**Extracted material**

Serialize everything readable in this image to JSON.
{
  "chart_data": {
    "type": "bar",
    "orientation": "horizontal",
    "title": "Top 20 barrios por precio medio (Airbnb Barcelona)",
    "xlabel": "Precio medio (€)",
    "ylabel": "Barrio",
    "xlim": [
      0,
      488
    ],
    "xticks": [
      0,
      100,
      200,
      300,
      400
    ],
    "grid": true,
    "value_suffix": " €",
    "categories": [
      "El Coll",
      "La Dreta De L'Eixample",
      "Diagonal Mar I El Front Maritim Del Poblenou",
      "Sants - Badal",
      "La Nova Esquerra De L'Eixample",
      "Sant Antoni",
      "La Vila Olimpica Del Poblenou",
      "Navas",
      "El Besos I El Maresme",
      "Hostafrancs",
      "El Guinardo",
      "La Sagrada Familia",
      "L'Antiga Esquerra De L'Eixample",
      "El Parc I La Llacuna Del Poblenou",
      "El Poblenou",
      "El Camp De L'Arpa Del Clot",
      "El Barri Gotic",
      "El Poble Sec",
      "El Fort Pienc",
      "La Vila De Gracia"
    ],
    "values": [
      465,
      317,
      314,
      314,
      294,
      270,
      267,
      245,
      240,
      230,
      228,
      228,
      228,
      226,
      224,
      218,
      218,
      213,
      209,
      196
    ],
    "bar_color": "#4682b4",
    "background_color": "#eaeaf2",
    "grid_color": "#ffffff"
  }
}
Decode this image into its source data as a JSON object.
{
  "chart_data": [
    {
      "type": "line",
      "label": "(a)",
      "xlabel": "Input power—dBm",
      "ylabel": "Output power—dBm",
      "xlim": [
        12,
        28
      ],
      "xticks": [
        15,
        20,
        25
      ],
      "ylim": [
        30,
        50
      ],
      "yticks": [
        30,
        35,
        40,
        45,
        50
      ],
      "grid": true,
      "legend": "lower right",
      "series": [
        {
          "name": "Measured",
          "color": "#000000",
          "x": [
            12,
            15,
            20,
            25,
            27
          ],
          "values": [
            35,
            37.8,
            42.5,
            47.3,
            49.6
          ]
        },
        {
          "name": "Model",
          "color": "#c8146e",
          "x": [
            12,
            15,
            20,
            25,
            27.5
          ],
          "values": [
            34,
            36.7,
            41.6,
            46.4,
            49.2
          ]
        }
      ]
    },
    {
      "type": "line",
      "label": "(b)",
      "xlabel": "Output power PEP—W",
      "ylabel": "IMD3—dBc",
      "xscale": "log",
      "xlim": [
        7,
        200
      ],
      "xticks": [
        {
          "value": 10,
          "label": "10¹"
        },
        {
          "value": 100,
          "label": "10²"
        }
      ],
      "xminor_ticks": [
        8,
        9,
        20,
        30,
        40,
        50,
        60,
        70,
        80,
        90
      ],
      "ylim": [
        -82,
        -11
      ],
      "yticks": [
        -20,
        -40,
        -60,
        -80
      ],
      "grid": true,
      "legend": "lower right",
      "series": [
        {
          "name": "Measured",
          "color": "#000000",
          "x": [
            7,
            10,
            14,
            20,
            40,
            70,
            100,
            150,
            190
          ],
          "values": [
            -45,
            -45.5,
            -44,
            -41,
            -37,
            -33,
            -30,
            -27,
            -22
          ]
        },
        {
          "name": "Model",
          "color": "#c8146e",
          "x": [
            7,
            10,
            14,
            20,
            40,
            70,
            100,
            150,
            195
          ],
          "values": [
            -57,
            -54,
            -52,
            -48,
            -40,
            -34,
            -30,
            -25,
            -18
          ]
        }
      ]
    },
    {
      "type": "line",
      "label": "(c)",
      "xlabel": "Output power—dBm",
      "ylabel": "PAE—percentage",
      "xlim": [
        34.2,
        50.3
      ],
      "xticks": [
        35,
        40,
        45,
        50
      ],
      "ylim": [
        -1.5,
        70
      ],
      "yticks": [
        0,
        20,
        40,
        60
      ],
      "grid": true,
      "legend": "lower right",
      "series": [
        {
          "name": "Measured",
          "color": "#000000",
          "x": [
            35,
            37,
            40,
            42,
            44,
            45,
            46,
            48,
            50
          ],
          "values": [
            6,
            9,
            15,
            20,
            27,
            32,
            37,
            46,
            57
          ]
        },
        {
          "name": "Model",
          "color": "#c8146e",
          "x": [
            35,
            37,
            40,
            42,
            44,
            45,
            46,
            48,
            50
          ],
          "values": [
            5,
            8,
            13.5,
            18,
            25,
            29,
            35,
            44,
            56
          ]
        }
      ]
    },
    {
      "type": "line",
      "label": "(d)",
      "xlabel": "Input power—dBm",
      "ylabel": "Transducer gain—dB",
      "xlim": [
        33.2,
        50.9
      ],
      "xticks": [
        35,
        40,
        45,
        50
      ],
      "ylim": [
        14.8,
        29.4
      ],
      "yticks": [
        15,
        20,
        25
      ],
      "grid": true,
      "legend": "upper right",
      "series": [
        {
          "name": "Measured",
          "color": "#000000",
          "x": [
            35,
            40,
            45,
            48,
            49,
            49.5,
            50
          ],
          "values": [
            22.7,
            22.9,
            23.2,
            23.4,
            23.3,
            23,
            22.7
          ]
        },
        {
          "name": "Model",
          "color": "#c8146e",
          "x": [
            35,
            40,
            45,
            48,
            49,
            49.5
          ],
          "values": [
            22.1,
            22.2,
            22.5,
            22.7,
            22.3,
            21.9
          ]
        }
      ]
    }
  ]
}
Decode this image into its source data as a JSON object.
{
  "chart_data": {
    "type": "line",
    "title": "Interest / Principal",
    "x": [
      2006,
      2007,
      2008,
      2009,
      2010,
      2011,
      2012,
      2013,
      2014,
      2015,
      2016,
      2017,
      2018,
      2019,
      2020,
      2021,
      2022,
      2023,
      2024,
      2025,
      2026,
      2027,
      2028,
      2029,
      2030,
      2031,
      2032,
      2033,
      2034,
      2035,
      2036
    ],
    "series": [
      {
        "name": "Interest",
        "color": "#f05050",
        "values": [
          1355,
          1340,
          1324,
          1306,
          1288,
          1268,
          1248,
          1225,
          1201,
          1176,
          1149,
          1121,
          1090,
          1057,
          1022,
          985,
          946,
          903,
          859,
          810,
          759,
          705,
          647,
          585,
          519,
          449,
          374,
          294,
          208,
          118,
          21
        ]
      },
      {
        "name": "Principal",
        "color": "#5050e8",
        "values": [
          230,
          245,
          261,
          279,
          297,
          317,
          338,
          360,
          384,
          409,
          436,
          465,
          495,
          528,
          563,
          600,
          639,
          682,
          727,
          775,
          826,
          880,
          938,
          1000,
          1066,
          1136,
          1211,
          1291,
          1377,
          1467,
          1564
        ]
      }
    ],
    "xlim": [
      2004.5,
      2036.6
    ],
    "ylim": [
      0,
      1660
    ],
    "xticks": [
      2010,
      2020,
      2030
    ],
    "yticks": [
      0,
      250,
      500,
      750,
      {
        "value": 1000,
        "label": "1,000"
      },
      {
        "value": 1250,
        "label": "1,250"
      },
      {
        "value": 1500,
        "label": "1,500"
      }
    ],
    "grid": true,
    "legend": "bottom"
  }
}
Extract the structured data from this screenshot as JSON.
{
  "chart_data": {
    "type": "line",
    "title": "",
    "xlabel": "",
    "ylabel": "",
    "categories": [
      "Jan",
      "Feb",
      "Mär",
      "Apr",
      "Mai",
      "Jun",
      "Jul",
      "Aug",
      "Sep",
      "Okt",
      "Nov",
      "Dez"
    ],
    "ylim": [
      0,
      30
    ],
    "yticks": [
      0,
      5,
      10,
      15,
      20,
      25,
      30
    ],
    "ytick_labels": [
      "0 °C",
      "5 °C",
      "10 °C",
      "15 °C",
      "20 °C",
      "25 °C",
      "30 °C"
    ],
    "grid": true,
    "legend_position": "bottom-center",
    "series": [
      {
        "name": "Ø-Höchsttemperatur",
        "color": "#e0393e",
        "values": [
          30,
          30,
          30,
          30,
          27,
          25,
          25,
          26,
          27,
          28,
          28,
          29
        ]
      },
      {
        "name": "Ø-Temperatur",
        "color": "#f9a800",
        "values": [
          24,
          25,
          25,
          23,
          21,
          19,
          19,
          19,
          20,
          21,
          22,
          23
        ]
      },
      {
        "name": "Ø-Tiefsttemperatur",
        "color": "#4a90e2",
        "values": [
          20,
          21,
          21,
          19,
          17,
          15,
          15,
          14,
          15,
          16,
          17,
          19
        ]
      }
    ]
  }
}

**To do**
Copy each line containing the word "ylabel" from the data.

**Solution to this exercise**
    "ylabel": "Barrio",
      "ylabel": "Output power—dBm",
      "ylabel": "IMD3—dBc",
      "ylabel": "PAE—percentage",
      "ylabel": "Transducer gain—dB",
    "ylabel": "",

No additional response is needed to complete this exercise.